======== Stored records
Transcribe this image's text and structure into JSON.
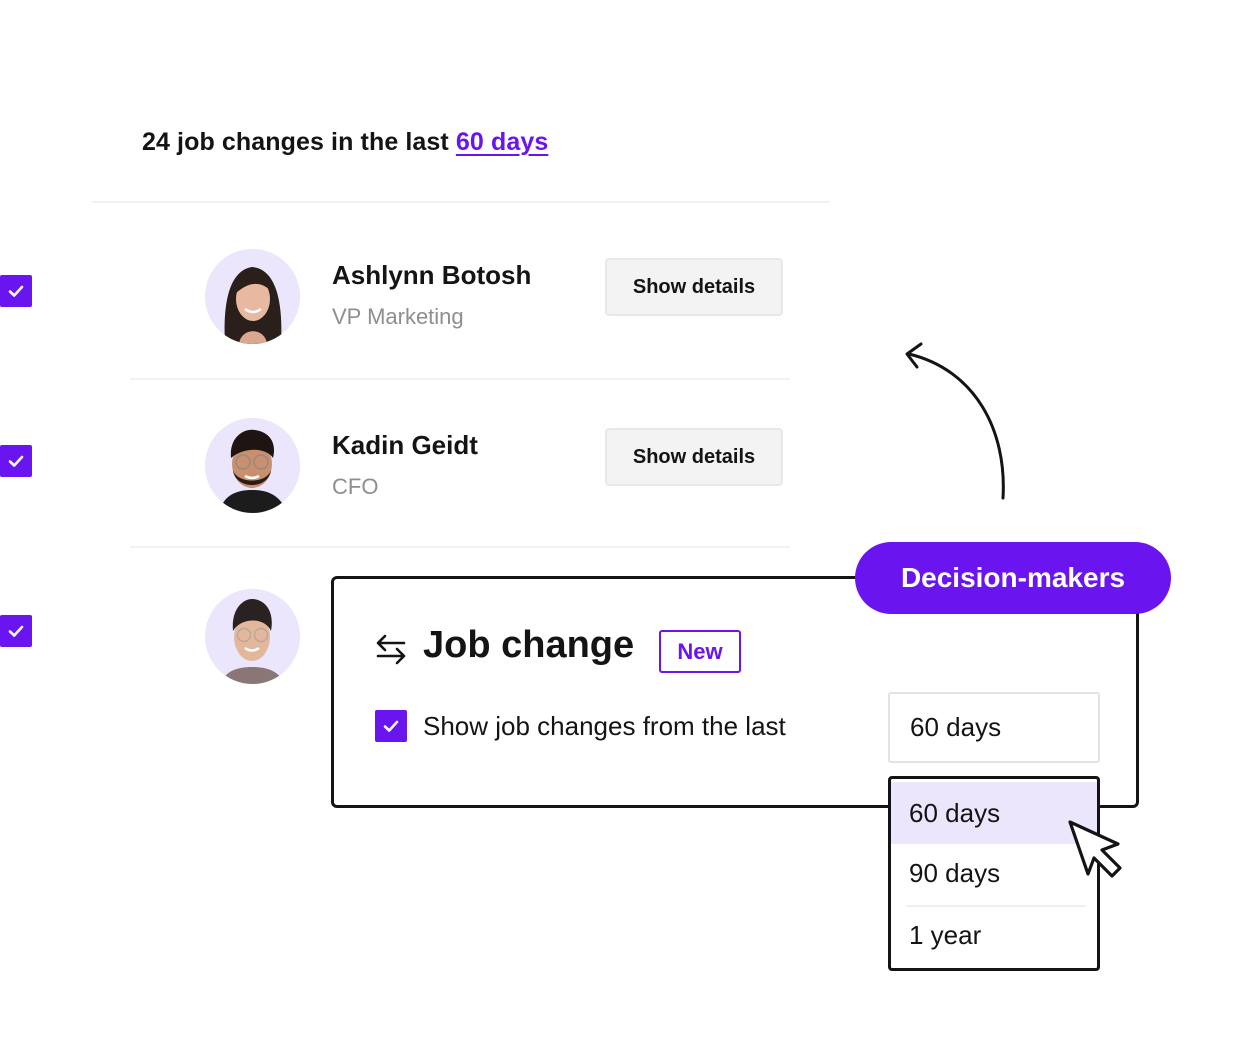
{
  "headline": {
    "prefix": "24 job changes in the last",
    "link": "60 days"
  },
  "people": [
    {
      "name": "Ashlynn Botosh",
      "title": "VP Marketing",
      "checked": true,
      "button": "Show details",
      "avatar": "woman-dark-hair-avatar"
    },
    {
      "name": "Kadin Geidt",
      "title": "CFO",
      "checked": true,
      "button": "Show details",
      "avatar": "man-glasses-beard-avatar"
    },
    {
      "name": "",
      "title": "",
      "checked": true,
      "avatar": "woman-glasses-bun-avatar"
    }
  ],
  "filter_card": {
    "tag": "Decision-makers",
    "title": "Job change",
    "badge": "New",
    "icon": "swap-arrows-icon",
    "checkbox_label": "Show job changes from the last",
    "checked": true,
    "select_value": "60 days",
    "options": [
      "60 days",
      "90 days",
      "1 year"
    ],
    "selected_option": "60 days"
  },
  "colors": {
    "accent": "#6a14f0",
    "accent_light": "#ece6fd",
    "text": "#141414",
    "muted": "#8e8e8e"
  }
}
================
Required work -> From the entries above, select each line containing the string "last".

Result for this exercise ->
    "prefix": "24 job changes in the last",
    "checkbox_label": "Show job changes from the last",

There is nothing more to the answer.